Gluten Free

Gluten Free Peach Cupcakes with Peaches and Cream Filling and Dulce de Leche Buttercream Frosting

I have a wonderful peach tree that produces a tremendous amount of peaches every year. And after giving away buckets and buckets of peaches, I typically still have a LOT of peaches left. This past year, since I had to do something with the peaches, I used some to make peach cupcakes! But it needed more. I came across the idea once of dulce de leche buttercream frosting but the the flavor overwhelmed my peaches. What if I cut the dulce de leche back and used it like a flavoring? And who can resist peaches with whipped cream? And in this way, peach cupcakes filled with a peaches and cream filling and topped with a dulce de leche buttercream frosting was born. Of course, as soon as I made the wheat version, I had to create the gluten-free version for my friends who could not have wheat! And my gluten-free friends appreciated it!

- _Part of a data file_
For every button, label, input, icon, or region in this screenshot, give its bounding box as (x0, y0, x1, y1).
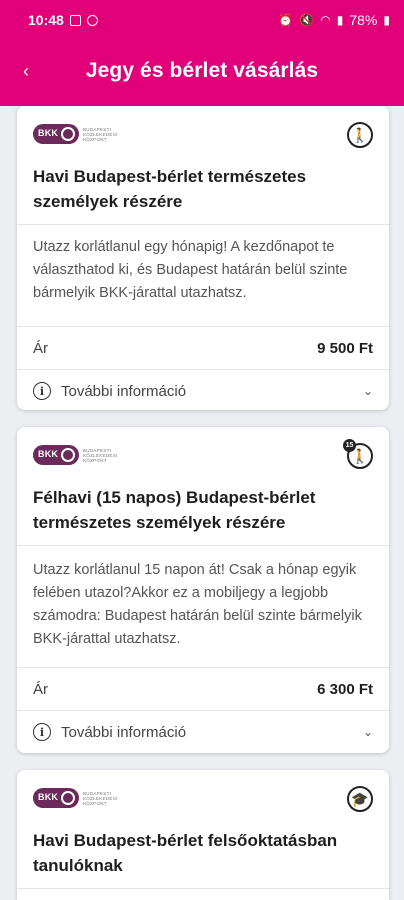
signal-icon: ▮ (336, 13, 344, 27)
ticket-list[interactable]: BKK BUDAPESTI KÖZLEKEDÉSI KÖZPONT 🚶 Havi… (0, 106, 404, 900)
price-label: Ár (33, 680, 48, 698)
bkk-logo-ring (61, 791, 75, 805)
alarm-icon: ⏰ (278, 13, 294, 27)
price-value: 6 300 Ft (317, 680, 373, 698)
bkk-logo-caption: BUDAPESTI KÖZLEKEDÉSI KÖZPONT (83, 791, 143, 806)
bkk-logo-ring (61, 448, 75, 462)
wifi-icon: ◠ (320, 13, 331, 27)
bkk-logo-badge: BKK (33, 124, 79, 144)
bkk-logo-text: BKK (38, 449, 59, 459)
more-info-toggle[interactable]: i További információ ⌄ (17, 370, 389, 410)
bkk-logo-ring (61, 127, 75, 141)
bkk-logo: BKK BUDAPESTI KÖZLEKEDÉSI KÖZPONT (33, 124, 143, 144)
bkk-logo-caption: BUDAPESTI KÖZLEKEDÉSI KÖZPONT (83, 127, 143, 142)
price-label: Ár (33, 339, 48, 357)
app-bar: ‹ Jegy és bérlet vásárlás (0, 40, 404, 106)
more-info-left: i További információ (33, 723, 186, 741)
page-title: Jegy és bérlet vásárlás (85, 59, 319, 82)
bkk-logo-badge: BKK (33, 445, 79, 465)
card-header: BKK BUDAPESTI KÖZLEKEDÉSI KÖZPONT 🚶 (17, 106, 389, 158)
bkk-logo: BKK BUDAPESTI KÖZLEKEDÉSI KÖZPONT (33, 788, 143, 808)
logo-line: KÖZPONT (83, 800, 107, 806)
person-icon: 🚶 (347, 122, 373, 148)
bkk-logo-badge: BKK (33, 788, 79, 808)
price-row: Ár 9 500 Ft (17, 327, 389, 369)
info-icon: i (33, 723, 51, 741)
more-info-left: i További információ (33, 382, 186, 400)
bkk-logo-caption: BUDAPESTI KÖZLEKEDÉSI KÖZPONT (83, 448, 143, 463)
image-notification-icon (69, 14, 81, 26)
dnd-icon (86, 14, 98, 26)
person-15-icon: 🚶 15 (343, 439, 373, 469)
days-badge: 15 (343, 439, 356, 452)
ticket-title: Havi Budapest-bérlet természetes személy… (33, 167, 307, 211)
more-info-label: További információ (61, 723, 187, 741)
bkk-logo-text: BKK (38, 792, 59, 802)
back-button[interactable]: ‹ (10, 56, 42, 86)
ticket-title: Havi Budapest-bérlet felsőoktatásban tan… (33, 831, 338, 875)
ticket-description: Utazz korlátlanul egy hónapig! A kezdőna… (33, 239, 348, 301)
bkk-logo: BKK BUDAPESTI KÖZLEKEDÉSI KÖZPONT (33, 445, 143, 465)
price-value: 9 500 Ft (317, 339, 373, 357)
status-bar: 10:48 ⏰ 🔇 ◠ ▮ 78% ▮ (0, 0, 404, 40)
ticket-card[interactable]: BKK BUDAPESTI KÖZLEKEDÉSI KÖZPONT 🎓 Havi… (17, 770, 389, 900)
battery-percent: 78% (349, 12, 378, 28)
ticket-card[interactable]: BKK BUDAPESTI KÖZLEKEDÉSI KÖZPONT 🚶 Havi… (17, 106, 389, 410)
back-arrow-icon: ‹ (23, 60, 29, 81)
card-header: BKK BUDAPESTI KÖZLEKEDÉSI KÖZPONT 🚶 15 (17, 427, 389, 479)
more-info-label: További információ (61, 382, 187, 400)
battery-icon: ▮ (383, 13, 390, 27)
ticket-title: Félhavi (15 napos) Budapest-bérlet termé… (33, 488, 316, 532)
status-left: 10:48 (28, 12, 98, 28)
info-icon: i (33, 382, 51, 400)
bkk-logo-text: BKK (38, 128, 59, 138)
divider (17, 888, 389, 889)
chevron-down-icon: ⌄ (362, 725, 373, 739)
chevron-down-icon: ⌄ (362, 384, 373, 398)
more-info-toggle[interactable]: i További információ ⌄ (17, 711, 389, 753)
card-header: BKK BUDAPESTI KÖZLEKEDÉSI KÖZPONT 🎓 (17, 770, 389, 822)
mute-icon: 🔇 (299, 13, 315, 27)
ticket-description: Utazz korlátlanul 15 napon át! Csak a hó… (33, 562, 362, 647)
status-time: 10:48 (28, 12, 64, 28)
status-right: ⏰ 🔇 ◠ ▮ 78% ▮ (278, 12, 390, 28)
graduation-cap-icon: 🎓 (347, 786, 373, 812)
logo-line: KÖZPONT (83, 136, 107, 142)
ticket-card[interactable]: BKK BUDAPESTI KÖZLEKEDÉSI KÖZPONT 🚶 15 F… (17, 427, 389, 753)
logo-line: KÖZPONT (83, 457, 107, 463)
price-row: Ár 6 300 Ft (17, 668, 389, 710)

- _Exercise A_
In the peach cupcake post, transcribe the stretch from "I have a wonderful" through "friends appreciated it!".
- _Exercise B_
Answer these questions using the peach cupcake post:
(i) What does the writer's peach tree produce every year?
(ii) What overwhelmed the writer's peaches?
(iii) Who was the gluten-free version created for?
- _Exercise C_
Take the peach cupcake post further from the point where it stops.
The records have nothing to do with what comes next.

- _Final answer A_
I have a wonderful peach tree that produces a tremendous amount of peaches every year. And after giving away buckets and buckets of peaches, I typically still have a LOT of peaches left. This past year, since I had to do something with the peaches, I used some to make peach cupcakes! But it needed more. I came across the idea once of dulce de leche buttercream frosting but the the flavor overwhelmed my peaches. What if I cut the dulce de leche back and used it like a flavoring? And who can resist peaches with whipped cream? And in this way, peach cupcakes filled with a peaches and cream filling and topped with a dulce de leche buttercream frosting was born. Of course, as soon as I made the wheat version, I had to create the gluten-free version for my friends who could not have wheat! And my gluten-free friends appreciated it!

- _Final answer B_
(i) A tremendous amount of peaches.
(ii) The flavor of dulce de leche buttercream frosting.
(iii) The writer's friends who could not have wheat.

- _Final answer C_
See Also:  Peach Cupcakes with Peaches and Cream Filling and Dulce de Leche Buttercream Frosting, Vegan Peach Cupcakes with Peaches and Cream Filling and Peach Frosting with Raspberry Jam icing, and Diabetic Friendly Peaches and Cream Cupcakes with Peach and Cream Filling and a Peach and Yogurt Icing.

The Inside Scoop

For the Peach Cupcakes

When both volumetric and weight measures are provided, the volumetric measures should be considered approximations. The standard measure for a cup of sugar is 192 grams. By volume, this measure will be less than 1 cup.

Let butter soften to room temperature. To soften quickly, place the stick of wrapped butter in a microwave and microwave on low heat until slightly softened but not melted. Leaving the butter in the original paper helps it soften evenly.

Be sure eggs are at room temperature. Warm eggs hold more air than cold eggs, which means a lighter cupcake. To quickly bring eggs to room temperature before cracking, place eggs in a bowl of warm (not hot) water for 10 minutes.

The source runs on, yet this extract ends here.